Direction - Please write out the material that follows, exactly as it stands.

** BEGIN Material provided **

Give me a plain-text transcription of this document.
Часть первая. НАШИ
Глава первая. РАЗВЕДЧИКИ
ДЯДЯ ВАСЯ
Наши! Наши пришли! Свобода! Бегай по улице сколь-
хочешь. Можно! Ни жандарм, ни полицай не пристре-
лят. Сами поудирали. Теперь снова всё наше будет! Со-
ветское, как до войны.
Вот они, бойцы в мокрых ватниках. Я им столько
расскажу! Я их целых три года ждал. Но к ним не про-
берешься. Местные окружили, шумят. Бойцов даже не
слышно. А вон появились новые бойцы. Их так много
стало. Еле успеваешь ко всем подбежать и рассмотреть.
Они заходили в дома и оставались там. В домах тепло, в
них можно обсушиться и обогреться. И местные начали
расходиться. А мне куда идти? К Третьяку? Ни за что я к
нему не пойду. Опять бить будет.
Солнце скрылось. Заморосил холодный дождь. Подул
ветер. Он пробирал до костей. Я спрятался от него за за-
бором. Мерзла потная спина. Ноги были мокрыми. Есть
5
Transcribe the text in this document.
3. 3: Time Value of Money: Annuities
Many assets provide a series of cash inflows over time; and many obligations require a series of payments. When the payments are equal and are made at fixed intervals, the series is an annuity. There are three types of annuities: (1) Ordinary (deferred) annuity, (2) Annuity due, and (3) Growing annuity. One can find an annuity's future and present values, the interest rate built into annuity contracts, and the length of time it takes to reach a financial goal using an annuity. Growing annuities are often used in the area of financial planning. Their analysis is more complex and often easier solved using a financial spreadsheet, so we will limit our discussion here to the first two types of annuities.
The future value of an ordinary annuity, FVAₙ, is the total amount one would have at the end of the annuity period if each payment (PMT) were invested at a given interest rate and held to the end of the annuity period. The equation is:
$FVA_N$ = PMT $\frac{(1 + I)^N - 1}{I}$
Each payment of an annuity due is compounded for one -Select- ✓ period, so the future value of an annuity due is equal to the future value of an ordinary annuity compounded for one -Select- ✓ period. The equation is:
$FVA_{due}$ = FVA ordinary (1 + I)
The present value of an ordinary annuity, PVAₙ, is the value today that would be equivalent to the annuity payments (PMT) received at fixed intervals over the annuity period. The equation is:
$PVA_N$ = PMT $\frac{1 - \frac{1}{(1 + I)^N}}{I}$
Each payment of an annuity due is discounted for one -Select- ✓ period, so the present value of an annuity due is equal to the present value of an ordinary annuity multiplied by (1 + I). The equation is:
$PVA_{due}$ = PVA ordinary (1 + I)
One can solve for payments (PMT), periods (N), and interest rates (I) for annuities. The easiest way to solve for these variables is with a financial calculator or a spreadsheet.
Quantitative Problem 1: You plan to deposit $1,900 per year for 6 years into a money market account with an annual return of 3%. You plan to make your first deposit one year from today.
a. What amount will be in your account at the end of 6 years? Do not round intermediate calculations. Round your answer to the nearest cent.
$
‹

** END Material provided **

Task answer -
Give me a plain-text transcription of this document.
Часть первая. НАШИ
Глава первая. РАЗВЕДЧИКИ
ДЯДЯ ВАСЯ
Наши! Наши пришли! Свобода! Бегай по улице сколь-
хочешь. Можно! Ни жандарм, ни полицай не пристре-
лят. Сами поудирали. Теперь снова всё наше будет! Со-
ветское, как до войны.
Вот они, бойцы в мокрых ватниках. Я им столько
расскажу! Я их целых три года ждал. Но к ним не про-
берешься. Местные окружили, шумят. Бойцов даже не
слышно. А вон появились новые бойцы. Их так много
стало. Еле успеваешь ко всем подбежать и рассмотреть.
Они заходили в дома и оставались там. В домах тепло, в
них можно обсушиться и обогреться. И местные начали
расходиться. А мне куда идти? К Третьяку? Ни за что я к
нему не пойду. Опять бить будет.
Солнце скрылось. Заморосил холодный дождь. Подул
ветер. Он пробирал до костей. Я спрятался от него за за-
бором. Мерзла потная спина. Ноги были мокрыми. Есть
5
Transcribe the text in this document.
3. 3: Time Value of Money: Annuities
Many assets provide a series of cash inflows over time; and many obligations require a series of payments. When the payments are equal and are made at fixed intervals, the series is an annuity. There are three types of annuities: (1) Ordinary (deferred) annuity, (2) Annuity due, and (3) Growing annuity. One can find an annuity's future and present values, the interest rate built into annuity contracts, and the length of time it takes to reach a financial goal using an annuity. Growing annuities are often used in the area of financial planning. Their analysis is more complex and often easier solved using a financial spreadsheet, so we will limit our discussion here to the first two types of annuities.
The future value of an ordinary annuity, FVAₙ, is the total amount one would have at the end of the annuity period if each payment (PMT) were invested at a given interest rate and held to the end of the annuity period. The equation is:
$FVA_N$ = PMT $\frac{(1 + I)^N - 1}{I}$
Each payment of an annuity due is compounded for one -Select- ✓ period, so the future value of an annuity due is equal to the future value of an ordinary annuity compounded for one -Select- ✓ period. The equation is:
$FVA_{due}$ = FVA ordinary (1 + I)
The present value of an ordinary annuity, PVAₙ, is the value today that would be equivalent to the annuity payments (PMT) received at fixed intervals over the annuity period. The equation is:
$PVA_N$ = PMT $\frac{1 - \frac{1}{(1 + I)^N}}{I}$
Each payment of an annuity due is discounted for one -Select- ✓ period, so the present value of an annuity due is equal to the present value of an ordinary annuity multiplied by (1 + I). The equation is:
$PVA_{due}$ = PVA ordinary (1 + I)
One can solve for payments (PMT), periods (N), and interest rates (I) for annuities. The easiest way to solve for these variables is with a financial calculator or a spreadsheet.
Quantitative Problem 1: You plan to deposit $1,900 per year for 6 years into a money market account with an annual return of 3%. You plan to make your first deposit one year from today.
a. What amount will be in your account at the end of 6 years? Do not round intermediate calculations. Round your answer to the nearest cent.
$
‹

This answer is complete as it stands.